Please set out the lines below as a numbered list, leaving out blank lines and any pictures.

- - - - - - -

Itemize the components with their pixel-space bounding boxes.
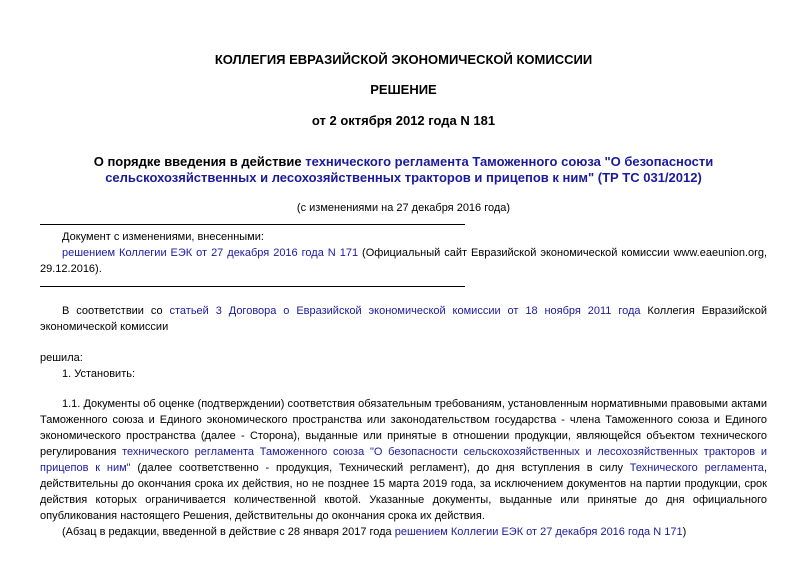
document-title: [40, 154, 767, 186]
divider-top: [40, 224, 465, 225]
regulation-link-line1[interactable]: технического регламента Таможенного союза "О безопасности: [305, 154, 714, 169]
item11-line4-text: регулирования: [40, 446, 123, 458]
changes-line2: 29.12.2016).: [40, 263, 102, 275]
preamble-line1: [40, 303, 767, 319]
item11-line8: опубликования настоящего Решения, действительны до окончания срока их действия.: [40, 510, 485, 522]
treaty-article-link[interactable]: статьей 3 Договора о Евразийской экономической комиссии от 18 ноября 2011 года: [169, 305, 641, 317]
item11-line4: [40, 444, 767, 460]
changes-source: (Официальный сайт Евразийской экономической комиссии www.eaeunion.org,: [358, 247, 767, 259]
item11-line5-tail: ,: [763, 462, 767, 474]
changes-decision-link[interactable]: решением Коллегии ЕЭК от 27 декабря 2016 года N 171: [62, 247, 359, 259]
revision-decision-link[interactable]: решением Коллегии ЕЭК от 27 декабря 2016 года N 171: [394, 526, 683, 538]
preamble-line2: экономической комиссии: [40, 321, 169, 333]
item11-line2: Таможенного союза и Единого экономического пространства или законодательством государства - члена Таможенного союза и Единого: [40, 414, 767, 426]
revision-tail: ): [682, 526, 687, 538]
item11-line3: экономического пространства (далее - Сторона), выданные или принятые в отношении продукции, являющейся объектом технического: [40, 430, 767, 442]
item-1: 1. Установить:: [62, 368, 136, 380]
changes-line1: [40, 245, 767, 261]
title-prefix: О порядке введения в действие: [93, 154, 306, 169]
doc-type-heading: РЕШЕНИЕ: [370, 82, 437, 97]
divider-bottom: [40, 286, 465, 287]
item11-line5: [40, 460, 767, 476]
regulation-link-body-2[interactable]: прицепов к ним": [40, 462, 131, 474]
date-number-heading: от 2 октября 2012 года N 181: [311, 113, 496, 128]
regulation-link-body-1[interactable]: технического регламента Таможенного союза "О безопасности сельскохозяйственных и лесохозяйственных тракторов и: [122, 446, 768, 458]
technical-regulation-link[interactable]: Технического регламента: [629, 462, 764, 474]
preamble: [40, 303, 767, 335]
revision-note: [40, 524, 767, 540]
regulation-link-line2[interactable]: сельскохозяйственных и лесохозяйственных тракторов и прицепов к ним" (ТР ТС 031/2012): [105, 170, 702, 185]
preamble-text-2: Коллегия Евразийской: [640, 305, 767, 317]
decided-text: решила:: [40, 352, 83, 364]
item11-line7: действия которых ограничивается количественной квотой. Указанные документы, выданные или принятые до дня официального: [40, 494, 767, 506]
item11-line6: действительны до окончания срока их действия, но не позднее 15 марта 2019 года, за исключением документов на партии продукции, срок: [40, 478, 767, 490]
revision-text: (Абзац в редакции, введенной в действие с 28 января 2017 года: [62, 526, 395, 538]
item11-line1: 1.1. Документы об оценке (подтверждении) соответствия обязательным требованиям, установленным нормативными правовыми актами: [62, 398, 767, 410]
item-1-1: [40, 396, 767, 524]
amendment-note: (с изменениями на 27 декабря 2016 года): [296, 202, 511, 214]
org-heading: КОЛЛЕГИЯ ЕВРАЗИЙСКОЙ ЭКОНОМИЧЕСКОЙ КОМИССИИ: [214, 52, 593, 67]
changes-intro: Документ с изменениями, внесенными:: [62, 231, 264, 243]
preamble-text: В соответствии со: [62, 305, 170, 317]
item11-line5-text: (далее соответственно - продукция, Технический регламент), до дня вступления в силу: [130, 462, 630, 474]
changes-block: [40, 229, 767, 277]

- - - - - - -

▶ ANSWER FOR THIS EXERCISE:
1. Itemize the components with their pixel-space bounding boxes.
2. document-title: [40, 154, 767, 186]
3. divider-top: [40, 224, 465, 225]
4. regulation-link-line1[interactable]: технического регламента Таможенного союза "О безопасности: [305, 154, 714, 169]
5. item11-line4-text: регулирования: [40, 446, 123, 458]
6. changes-line2: 29.12.2016).: [40, 263, 102, 275]
7. preamble-line1: [40, 303, 767, 319]
8. item11-line8: опубликования настоящего Решения, действительны до окончания срока их действия.: [40, 510, 485, 522]
9. treaty-article-link[interactable]: статьей 3 Договора о Евразийской экономической комиссии от 18 ноября 2011 года: [169, 305, 641, 317]
10. item11-line4: [40, 444, 767, 460]
11. changes-source: (Официальный сайт Евразийской экономической комиссии www.eaeunion.org,: [358, 247, 767, 259]
12. item11-line5-tail: ,: [763, 462, 767, 474]
13. changes-decision-link[interactable]: решением Коллегии ЕЭК от 27 декабря 2016 года N 171: [62, 247, 359, 259]
14. revision-decision-link[interactable]: решением Коллегии ЕЭК от 27 декабря 2016 года N 171: [394, 526, 683, 538]
15. preamble-line2: экономической комиссии: [40, 321, 169, 333]
16. item11-line2: Таможенного союза и Единого экономического пространства или законодательством государства - члена Таможенного союза и Единого: [40, 414, 767, 426]
17. revision-tail: ): [682, 526, 687, 538]
18. item11-line3: экономического пространства (далее - Сторона), выданные или принятые в отношении продукции, являющейся объектом технического: [40, 430, 767, 442]
19. item-1: 1. Установить:: [62, 368, 136, 380]
20. changes-line1: [40, 245, 767, 261]
21. title-prefix: О порядке введения в действие: [93, 154, 306, 169]
22. doc-type-heading: РЕШЕНИЕ: [370, 82, 437, 97]
23. divider-bottom: [40, 286, 465, 287]
24. item11-line5: [40, 460, 767, 476]
25. regulation-link-body-2[interactable]: прицепов к ним": [40, 462, 131, 474]
26. date-number-heading: от 2 октября 2012 года N 181: [311, 113, 496, 128]
27. regulation-link-body-1[interactable]: технического регламента Таможенного союза "О безопасности сельскохозяйственных и лесохозяйственных тракторов и: [122, 446, 768, 458]
28. technical-regulation-link[interactable]: Технического регламента: [629, 462, 764, 474]
29. preamble: [40, 303, 767, 335]
30. revision-note: [40, 524, 767, 540]
31. regulation-link-line2[interactable]: сельскохозяйственных и лесохозяйственных тракторов и прицепов к ним" (ТР ТС 031/2012): [105, 170, 702, 185]
32. preamble-text-2: Коллегия Евразийской: [640, 305, 767, 317]
33. decided-text: решила:: [40, 352, 83, 364]
34. item11-line7: действия которых ограничивается количественной квотой. Указанные документы, выданные или принятые до дня официального: [40, 494, 767, 506]
35. item11-line6: действительны до окончания срока их действия, но не позднее 15 марта 2019 года, за исключением документов на партии продукции, срок: [40, 478, 767, 490]
36. revision-text: (Абзац в редакции, введенной в действие с 28 января 2017 года: [62, 526, 395, 538]
37. item11-line1: 1.1. Документы об оценке (подтверждении) соответствия обязательным требованиям, установленным нормативными правовыми актами: [62, 398, 767, 410]
38. item-1-1: [40, 396, 767, 524]
39. amendment-note: (с изменениями на 27 декабря 2016 года): [296, 202, 511, 214]
40. org-heading: КОЛЛЕГИЯ ЕВРАЗИЙСКОЙ ЭКОНОМИЧЕСКОЙ КОМИССИИ: [214, 52, 593, 67]
41. changes-intro: Документ с изменениями, внесенными:: [62, 231, 264, 243]
42. preamble-text: В соответствии со: [62, 305, 170, 317]
43. item11-line5-text: (далее соответственно - продукция, Технический регламент), до дня вступления в силу: [130, 462, 630, 474]
44. changes-block: [40, 229, 767, 277]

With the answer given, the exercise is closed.